#### DIRECTIVE:
Retype the material in full, keeping every word the same.

#### MATERIAL FOR THIS EXERCISE:
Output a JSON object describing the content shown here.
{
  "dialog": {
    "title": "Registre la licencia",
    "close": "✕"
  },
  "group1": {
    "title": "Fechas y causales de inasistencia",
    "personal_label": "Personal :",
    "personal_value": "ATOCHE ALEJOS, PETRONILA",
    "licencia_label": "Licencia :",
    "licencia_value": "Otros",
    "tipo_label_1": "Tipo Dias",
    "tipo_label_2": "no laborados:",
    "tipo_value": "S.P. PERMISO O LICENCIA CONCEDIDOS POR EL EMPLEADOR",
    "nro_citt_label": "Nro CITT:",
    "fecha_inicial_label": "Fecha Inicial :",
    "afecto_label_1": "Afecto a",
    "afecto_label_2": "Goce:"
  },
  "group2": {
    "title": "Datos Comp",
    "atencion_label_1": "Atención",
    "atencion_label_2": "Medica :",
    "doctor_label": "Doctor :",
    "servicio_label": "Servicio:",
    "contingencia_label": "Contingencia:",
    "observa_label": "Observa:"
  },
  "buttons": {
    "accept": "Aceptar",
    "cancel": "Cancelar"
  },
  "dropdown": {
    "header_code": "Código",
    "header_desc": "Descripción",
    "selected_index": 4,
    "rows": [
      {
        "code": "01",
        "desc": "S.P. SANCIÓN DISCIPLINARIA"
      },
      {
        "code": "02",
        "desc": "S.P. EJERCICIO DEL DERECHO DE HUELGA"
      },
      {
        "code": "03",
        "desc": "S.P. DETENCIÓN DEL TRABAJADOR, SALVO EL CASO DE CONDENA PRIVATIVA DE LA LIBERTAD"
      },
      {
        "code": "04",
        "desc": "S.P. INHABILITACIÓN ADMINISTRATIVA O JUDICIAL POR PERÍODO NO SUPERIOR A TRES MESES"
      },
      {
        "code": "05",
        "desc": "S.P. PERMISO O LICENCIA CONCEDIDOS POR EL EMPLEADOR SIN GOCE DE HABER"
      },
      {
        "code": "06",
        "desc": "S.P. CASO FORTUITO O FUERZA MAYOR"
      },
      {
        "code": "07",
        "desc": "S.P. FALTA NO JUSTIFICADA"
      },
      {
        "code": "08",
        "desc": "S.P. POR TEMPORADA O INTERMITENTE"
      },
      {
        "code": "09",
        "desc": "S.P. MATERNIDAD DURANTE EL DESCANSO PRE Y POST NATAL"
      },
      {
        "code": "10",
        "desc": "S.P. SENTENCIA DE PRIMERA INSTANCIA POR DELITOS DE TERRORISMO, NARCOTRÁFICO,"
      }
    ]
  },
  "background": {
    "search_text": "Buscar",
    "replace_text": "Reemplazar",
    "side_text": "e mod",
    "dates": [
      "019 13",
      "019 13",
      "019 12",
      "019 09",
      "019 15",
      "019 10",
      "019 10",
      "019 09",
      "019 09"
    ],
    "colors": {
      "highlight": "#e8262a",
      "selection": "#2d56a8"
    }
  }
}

#### EXPECTED ANSWER:
Output a JSON object describing the content shown here.
{
  "dialog": {
    "title": "Registre la licencia",
    "close": "✕"
  },
  "group1": {
    "title": "Fechas y causales de inasistencia",
    "personal_label": "Personal :",
    "personal_value": "ATOCHE ALEJOS, PETRONILA",
    "licencia_label": "Licencia :",
    "licencia_value": "Otros",
    "tipo_label_1": "Tipo Dias",
    "tipo_label_2": "no laborados:",
    "tipo_value": "S.P. PERMISO O LICENCIA CONCEDIDOS POR EL EMPLEADOR",
    "nro_citt_label": "Nro CITT:",
    "fecha_inicial_label": "Fecha Inicial :",
    "afecto_label_1": "Afecto a",
    "afecto_label_2": "Goce:"
  },
  "group2": {
    "title": "Datos Comp",
    "atencion_label_1": "Atención",
    "atencion_label_2": "Medica :",
    "doctor_label": "Doctor :",
    "servicio_label": "Servicio:",
    "contingencia_label": "Contingencia:",
    "observa_label": "Observa:"
  },
  "buttons": {
    "accept": "Aceptar",
    "cancel": "Cancelar"
  },
  "dropdown": {
    "header_code": "Código",
    "header_desc": "Descripción",
    "selected_index": 4,
    "rows": [
      {
        "code": "01",
        "desc": "S.P. SANCIÓN DISCIPLINARIA"
      },
      {
        "code": "02",
        "desc": "S.P. EJERCICIO DEL DERECHO DE HUELGA"
      },
      {
        "code": "03",
        "desc": "S.P. DETENCIÓN DEL TRABAJADOR, SALVO EL CASO DE CONDENA PRIVATIVA DE LA LIBERTAD"
      },
      {
        "code": "04",
        "desc": "S.P. INHABILITACIÓN ADMINISTRATIVA O JUDICIAL POR PERÍODO NO SUPERIOR A TRES MESES"
      },
      {
        "code": "05",
        "desc": "S.P. PERMISO O LICENCIA CONCEDIDOS POR EL EMPLEADOR SIN GOCE DE HABER"
      },
      {
        "code": "06",
        "desc": "S.P. CASO FORTUITO O FUERZA MAYOR"
      },
      {
        "code": "07",
        "desc": "S.P. FALTA NO JUSTIFICADA"
      },
      {
        "code": "08",
        "desc": "S.P. POR TEMPORADA O INTERMITENTE"
      },
      {
        "code": "09",
        "desc": "S.P. MATERNIDAD DURANTE EL DESCANSO PRE Y POST NATAL"
      },
      {
        "code": "10",
        "desc": "S.P. SENTENCIA DE PRIMERA INSTANCIA POR DELITOS DE TERRORISMO, NARCOTRÁFICO,"
      }
    ]
  },
  "background": {
    "search_text": "Buscar",
    "replace_text": "Reemplazar",
    "side_text": "e mod",
    "dates": [
      "019 13",
      "019 13",
      "019 12",
      "019 09",
      "019 15",
      "019 10",
      "019 10",
      "019 09",
      "019 09"
    ],
    "colors": {
      "highlight": "#e8262a",
      "selection": "#2d56a8"
    }
  }
}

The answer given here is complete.